What you will do
Select the lines of the records containing the word "онлайн" and list them.

-- START OF Material supplied --

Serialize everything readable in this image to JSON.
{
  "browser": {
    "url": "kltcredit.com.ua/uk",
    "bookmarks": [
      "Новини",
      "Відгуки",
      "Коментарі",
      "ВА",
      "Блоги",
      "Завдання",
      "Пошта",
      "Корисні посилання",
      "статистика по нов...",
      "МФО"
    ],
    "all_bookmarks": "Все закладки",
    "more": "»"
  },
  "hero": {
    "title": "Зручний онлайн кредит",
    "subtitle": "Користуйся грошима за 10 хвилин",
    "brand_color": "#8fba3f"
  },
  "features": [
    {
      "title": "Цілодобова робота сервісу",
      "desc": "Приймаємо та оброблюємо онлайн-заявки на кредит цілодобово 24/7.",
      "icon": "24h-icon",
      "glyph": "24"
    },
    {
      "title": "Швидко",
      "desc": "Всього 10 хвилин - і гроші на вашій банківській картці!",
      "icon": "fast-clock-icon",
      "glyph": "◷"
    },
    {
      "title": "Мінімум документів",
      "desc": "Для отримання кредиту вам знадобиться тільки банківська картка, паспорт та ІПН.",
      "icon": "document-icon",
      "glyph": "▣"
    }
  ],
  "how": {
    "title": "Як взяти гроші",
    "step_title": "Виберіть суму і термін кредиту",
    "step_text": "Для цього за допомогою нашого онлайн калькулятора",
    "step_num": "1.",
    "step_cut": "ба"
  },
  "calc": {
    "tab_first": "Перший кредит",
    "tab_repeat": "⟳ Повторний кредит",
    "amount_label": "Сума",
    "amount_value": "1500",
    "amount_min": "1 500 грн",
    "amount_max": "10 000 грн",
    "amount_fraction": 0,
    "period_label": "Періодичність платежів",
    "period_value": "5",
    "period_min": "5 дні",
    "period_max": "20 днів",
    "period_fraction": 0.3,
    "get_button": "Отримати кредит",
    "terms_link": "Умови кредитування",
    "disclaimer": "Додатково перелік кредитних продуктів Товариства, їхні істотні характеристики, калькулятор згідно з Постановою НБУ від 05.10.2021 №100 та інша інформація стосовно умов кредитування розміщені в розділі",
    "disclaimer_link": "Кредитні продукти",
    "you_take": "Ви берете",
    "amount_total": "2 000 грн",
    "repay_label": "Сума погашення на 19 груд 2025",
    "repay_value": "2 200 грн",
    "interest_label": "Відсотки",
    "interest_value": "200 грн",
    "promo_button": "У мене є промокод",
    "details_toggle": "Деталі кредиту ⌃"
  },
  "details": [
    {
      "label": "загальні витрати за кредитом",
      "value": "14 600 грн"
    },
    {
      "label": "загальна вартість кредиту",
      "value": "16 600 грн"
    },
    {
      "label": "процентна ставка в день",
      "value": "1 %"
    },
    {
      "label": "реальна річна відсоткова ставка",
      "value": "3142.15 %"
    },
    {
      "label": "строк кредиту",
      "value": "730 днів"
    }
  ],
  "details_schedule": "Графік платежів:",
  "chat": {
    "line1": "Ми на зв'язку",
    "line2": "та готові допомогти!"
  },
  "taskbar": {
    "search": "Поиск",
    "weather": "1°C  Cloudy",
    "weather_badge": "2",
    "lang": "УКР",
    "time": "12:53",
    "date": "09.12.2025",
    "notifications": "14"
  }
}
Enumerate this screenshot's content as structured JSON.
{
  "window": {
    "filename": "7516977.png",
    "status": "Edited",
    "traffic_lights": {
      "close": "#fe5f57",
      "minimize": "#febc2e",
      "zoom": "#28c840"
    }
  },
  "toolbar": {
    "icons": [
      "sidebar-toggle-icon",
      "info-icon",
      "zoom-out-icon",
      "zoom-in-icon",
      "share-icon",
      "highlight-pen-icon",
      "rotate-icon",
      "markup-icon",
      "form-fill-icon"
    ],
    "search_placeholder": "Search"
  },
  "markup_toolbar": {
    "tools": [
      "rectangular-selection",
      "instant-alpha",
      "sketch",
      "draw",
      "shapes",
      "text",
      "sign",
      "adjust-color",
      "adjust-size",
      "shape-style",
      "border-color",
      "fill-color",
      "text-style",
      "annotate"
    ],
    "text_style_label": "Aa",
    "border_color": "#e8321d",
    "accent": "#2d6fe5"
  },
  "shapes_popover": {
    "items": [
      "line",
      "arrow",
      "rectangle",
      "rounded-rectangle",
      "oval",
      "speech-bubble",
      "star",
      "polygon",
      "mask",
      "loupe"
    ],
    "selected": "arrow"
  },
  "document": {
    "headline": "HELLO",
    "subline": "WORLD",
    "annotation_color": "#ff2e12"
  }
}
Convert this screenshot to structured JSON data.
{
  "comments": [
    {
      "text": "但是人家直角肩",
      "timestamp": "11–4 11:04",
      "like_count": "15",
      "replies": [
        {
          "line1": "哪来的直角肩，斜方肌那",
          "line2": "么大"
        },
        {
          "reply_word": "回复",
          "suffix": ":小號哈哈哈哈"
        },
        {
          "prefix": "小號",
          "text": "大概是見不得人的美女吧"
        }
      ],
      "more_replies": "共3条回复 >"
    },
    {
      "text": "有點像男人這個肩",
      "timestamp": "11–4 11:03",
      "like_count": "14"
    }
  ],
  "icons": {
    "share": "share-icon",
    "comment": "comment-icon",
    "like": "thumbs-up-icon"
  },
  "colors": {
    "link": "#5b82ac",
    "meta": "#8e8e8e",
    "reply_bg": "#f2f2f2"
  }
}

-- END OF Material supplied --

Solution
    "title": "Зручний онлайн кредит",
      "desc": "Приймаємо та оброблюємо онлайн-заявки на кредит цілодобово 24/7.",
    "step_text": "Для цього за допомогою нашого онлайн калькулятора",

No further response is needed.